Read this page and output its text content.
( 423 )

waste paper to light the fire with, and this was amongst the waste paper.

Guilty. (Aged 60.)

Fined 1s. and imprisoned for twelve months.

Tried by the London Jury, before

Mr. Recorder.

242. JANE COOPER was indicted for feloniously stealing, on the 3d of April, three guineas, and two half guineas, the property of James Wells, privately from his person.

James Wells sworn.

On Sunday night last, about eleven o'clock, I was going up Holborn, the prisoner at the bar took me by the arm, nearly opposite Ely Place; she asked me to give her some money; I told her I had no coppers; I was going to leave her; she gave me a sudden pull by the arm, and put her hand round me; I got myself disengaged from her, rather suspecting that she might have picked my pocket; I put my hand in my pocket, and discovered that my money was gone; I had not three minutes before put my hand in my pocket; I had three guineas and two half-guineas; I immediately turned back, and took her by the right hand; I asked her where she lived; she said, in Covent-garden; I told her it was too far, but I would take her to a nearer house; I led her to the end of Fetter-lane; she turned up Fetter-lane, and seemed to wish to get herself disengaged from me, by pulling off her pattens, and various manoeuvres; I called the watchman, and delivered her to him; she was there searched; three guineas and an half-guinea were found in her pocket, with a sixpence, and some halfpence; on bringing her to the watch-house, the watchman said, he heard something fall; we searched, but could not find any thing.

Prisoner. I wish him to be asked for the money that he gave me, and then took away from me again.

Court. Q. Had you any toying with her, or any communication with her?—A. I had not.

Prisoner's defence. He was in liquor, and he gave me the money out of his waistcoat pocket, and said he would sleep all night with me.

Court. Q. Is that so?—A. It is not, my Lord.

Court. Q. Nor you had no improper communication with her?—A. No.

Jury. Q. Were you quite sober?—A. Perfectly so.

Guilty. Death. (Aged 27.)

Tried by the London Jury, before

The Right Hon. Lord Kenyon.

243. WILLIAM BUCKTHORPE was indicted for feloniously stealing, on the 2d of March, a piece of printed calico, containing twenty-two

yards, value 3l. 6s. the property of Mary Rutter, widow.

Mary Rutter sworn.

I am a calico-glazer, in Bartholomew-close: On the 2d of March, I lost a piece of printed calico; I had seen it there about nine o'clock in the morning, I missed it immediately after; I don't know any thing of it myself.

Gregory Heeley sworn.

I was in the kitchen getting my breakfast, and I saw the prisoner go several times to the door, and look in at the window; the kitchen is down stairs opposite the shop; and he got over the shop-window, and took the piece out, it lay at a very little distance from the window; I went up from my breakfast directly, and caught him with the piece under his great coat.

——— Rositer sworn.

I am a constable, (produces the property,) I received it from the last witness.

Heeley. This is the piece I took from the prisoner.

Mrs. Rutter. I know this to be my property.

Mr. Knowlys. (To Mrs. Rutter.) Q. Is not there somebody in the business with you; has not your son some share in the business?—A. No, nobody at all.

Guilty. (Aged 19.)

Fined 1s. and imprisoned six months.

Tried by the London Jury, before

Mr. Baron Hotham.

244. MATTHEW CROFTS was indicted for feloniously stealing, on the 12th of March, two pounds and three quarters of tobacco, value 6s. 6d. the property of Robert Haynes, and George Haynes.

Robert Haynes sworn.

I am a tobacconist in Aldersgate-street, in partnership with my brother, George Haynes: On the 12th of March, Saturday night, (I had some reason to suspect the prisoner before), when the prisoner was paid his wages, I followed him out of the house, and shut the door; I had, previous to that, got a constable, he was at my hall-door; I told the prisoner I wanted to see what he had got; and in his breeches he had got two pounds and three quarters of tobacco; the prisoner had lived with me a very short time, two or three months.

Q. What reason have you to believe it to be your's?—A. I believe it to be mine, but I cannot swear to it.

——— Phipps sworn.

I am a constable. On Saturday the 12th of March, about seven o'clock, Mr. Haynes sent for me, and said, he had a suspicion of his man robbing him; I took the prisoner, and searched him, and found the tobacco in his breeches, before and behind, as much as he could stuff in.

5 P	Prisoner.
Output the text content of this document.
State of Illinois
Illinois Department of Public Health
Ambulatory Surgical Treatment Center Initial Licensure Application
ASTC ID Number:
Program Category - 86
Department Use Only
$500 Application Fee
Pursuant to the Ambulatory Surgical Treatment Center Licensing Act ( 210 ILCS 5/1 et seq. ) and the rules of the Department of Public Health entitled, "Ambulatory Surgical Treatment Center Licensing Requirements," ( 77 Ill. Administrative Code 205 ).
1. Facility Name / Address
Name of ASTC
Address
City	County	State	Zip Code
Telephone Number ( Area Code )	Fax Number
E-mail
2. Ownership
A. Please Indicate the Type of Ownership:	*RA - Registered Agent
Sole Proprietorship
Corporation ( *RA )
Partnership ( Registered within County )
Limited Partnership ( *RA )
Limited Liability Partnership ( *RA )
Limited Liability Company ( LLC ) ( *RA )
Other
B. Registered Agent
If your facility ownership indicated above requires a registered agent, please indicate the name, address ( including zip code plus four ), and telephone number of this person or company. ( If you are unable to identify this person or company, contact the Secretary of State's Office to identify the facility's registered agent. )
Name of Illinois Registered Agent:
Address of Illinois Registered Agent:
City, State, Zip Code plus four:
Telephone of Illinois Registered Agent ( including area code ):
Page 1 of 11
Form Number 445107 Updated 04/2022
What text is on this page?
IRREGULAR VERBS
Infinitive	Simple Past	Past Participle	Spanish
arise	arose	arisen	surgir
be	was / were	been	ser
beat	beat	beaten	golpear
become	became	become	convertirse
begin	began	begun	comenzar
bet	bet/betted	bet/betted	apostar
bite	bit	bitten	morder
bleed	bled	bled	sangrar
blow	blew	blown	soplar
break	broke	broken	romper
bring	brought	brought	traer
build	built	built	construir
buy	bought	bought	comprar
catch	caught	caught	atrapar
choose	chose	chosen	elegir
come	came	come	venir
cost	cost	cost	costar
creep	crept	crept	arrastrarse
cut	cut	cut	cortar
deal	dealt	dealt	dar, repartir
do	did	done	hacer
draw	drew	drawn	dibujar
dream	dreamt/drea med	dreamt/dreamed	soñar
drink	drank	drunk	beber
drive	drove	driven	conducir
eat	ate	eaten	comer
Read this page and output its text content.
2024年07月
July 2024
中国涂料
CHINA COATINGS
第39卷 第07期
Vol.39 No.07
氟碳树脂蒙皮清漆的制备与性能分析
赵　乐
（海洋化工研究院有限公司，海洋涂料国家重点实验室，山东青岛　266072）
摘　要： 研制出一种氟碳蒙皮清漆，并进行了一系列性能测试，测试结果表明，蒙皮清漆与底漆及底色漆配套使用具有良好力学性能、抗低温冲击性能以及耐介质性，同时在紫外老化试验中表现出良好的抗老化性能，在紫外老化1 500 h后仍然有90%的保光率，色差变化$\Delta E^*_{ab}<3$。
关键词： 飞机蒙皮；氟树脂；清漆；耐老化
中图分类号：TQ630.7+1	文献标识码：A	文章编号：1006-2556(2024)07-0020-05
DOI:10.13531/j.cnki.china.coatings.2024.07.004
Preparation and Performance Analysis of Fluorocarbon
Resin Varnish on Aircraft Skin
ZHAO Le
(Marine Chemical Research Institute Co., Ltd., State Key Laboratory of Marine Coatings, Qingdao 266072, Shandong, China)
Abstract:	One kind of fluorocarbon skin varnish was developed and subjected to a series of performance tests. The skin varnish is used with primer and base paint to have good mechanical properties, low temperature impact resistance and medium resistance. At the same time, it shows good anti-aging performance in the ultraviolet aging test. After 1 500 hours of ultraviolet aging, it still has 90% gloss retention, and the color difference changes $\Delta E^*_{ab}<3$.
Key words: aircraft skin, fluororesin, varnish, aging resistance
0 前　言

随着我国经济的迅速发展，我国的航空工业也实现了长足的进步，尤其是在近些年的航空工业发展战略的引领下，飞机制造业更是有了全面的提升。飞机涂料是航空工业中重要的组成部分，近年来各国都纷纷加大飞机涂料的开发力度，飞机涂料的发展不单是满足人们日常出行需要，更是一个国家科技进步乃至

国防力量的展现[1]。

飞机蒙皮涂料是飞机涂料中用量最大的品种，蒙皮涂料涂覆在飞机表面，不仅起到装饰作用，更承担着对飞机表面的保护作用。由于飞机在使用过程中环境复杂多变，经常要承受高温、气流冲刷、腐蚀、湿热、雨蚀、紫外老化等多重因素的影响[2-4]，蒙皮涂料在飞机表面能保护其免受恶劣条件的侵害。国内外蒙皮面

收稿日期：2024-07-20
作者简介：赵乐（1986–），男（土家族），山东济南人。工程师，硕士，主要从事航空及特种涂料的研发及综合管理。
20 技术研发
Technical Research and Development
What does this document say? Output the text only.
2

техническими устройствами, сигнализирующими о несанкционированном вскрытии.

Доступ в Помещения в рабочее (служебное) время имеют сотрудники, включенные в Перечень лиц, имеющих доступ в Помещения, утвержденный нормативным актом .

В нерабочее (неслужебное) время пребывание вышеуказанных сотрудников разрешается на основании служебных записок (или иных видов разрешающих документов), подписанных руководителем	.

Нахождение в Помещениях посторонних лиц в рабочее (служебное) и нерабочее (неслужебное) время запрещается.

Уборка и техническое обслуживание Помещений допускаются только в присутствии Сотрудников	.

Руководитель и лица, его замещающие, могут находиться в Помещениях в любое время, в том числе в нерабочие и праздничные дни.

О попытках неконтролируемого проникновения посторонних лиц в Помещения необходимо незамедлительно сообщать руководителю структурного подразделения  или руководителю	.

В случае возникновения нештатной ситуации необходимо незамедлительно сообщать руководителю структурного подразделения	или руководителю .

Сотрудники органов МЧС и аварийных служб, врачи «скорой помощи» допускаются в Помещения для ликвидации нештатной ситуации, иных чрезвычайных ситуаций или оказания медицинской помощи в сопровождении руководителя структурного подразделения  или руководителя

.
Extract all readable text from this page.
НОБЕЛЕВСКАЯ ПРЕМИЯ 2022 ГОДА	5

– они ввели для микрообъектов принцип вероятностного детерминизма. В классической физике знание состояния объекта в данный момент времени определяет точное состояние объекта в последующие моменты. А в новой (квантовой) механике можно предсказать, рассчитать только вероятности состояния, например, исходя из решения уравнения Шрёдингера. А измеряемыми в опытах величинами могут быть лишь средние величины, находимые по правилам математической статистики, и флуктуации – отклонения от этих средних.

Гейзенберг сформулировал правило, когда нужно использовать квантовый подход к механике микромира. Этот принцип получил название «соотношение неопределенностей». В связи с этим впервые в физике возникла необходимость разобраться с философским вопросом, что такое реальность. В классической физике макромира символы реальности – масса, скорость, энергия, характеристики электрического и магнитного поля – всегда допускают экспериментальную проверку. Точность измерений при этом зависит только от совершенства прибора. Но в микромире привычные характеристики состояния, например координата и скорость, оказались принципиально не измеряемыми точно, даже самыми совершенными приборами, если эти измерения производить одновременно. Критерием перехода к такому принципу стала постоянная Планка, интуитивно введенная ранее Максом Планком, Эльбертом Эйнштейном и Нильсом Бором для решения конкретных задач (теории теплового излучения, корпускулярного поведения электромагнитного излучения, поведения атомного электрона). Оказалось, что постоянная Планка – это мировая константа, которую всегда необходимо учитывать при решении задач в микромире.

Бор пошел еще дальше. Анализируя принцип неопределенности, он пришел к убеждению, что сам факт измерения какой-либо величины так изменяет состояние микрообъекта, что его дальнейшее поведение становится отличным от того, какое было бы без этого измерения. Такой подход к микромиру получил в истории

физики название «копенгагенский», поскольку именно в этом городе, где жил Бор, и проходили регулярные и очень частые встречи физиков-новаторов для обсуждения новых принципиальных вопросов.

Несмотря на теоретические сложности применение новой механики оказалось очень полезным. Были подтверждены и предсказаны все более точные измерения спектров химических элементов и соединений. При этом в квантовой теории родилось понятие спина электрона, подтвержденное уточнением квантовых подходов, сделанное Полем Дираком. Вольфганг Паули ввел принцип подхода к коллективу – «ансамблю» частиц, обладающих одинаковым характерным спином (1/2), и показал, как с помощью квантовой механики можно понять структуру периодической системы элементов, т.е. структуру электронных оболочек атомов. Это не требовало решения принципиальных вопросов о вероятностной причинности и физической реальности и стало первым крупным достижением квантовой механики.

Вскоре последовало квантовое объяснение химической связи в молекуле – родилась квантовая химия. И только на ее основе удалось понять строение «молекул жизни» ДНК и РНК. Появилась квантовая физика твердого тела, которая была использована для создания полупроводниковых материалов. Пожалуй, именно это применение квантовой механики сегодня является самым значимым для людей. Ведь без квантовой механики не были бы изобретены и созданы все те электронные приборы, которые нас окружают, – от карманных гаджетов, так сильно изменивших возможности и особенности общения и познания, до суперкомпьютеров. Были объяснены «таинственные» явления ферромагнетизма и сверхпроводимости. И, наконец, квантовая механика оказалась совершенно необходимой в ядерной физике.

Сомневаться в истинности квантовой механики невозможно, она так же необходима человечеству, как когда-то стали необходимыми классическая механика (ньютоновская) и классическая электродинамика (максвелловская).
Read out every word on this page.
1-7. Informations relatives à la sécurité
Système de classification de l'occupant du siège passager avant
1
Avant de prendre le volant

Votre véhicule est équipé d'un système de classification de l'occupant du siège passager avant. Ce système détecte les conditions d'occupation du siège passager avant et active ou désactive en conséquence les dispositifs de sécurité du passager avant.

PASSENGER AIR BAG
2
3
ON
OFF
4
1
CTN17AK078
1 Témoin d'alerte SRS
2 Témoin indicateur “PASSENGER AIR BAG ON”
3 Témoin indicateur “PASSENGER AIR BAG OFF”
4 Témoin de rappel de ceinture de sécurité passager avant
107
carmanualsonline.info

▶ Short exercise
Locate "Read out every word on this page." in the data above. Then repeat, exactly, its line and each line after it through the last, adding nothing.

▶ Exercise output
Read out every word on this page.
1-7. Informations relatives à la sécurité
Système de classification de l'occupant du siège passager avant
1
Avant de prendre le volant

Votre véhicule est équipé d'un système de classification de l'occupant du siège passager avant. Ce système détecte les conditions d'occupation du siège passager avant et active ou désactive en conséquence les dispositifs de sécurité du passager avant.

PASSENGER AIR BAG
2
3
ON
OFF
4
1
CTN17AK078
1 Témoin d'alerte SRS
2 Témoin indicateur “PASSENGER AIR BAG ON”
3 Témoin indicateur “PASSENGER AIR BAG OFF”
4 Témoin de rappel de ceinture de sécurité passager avant
107
carmanualsonline.info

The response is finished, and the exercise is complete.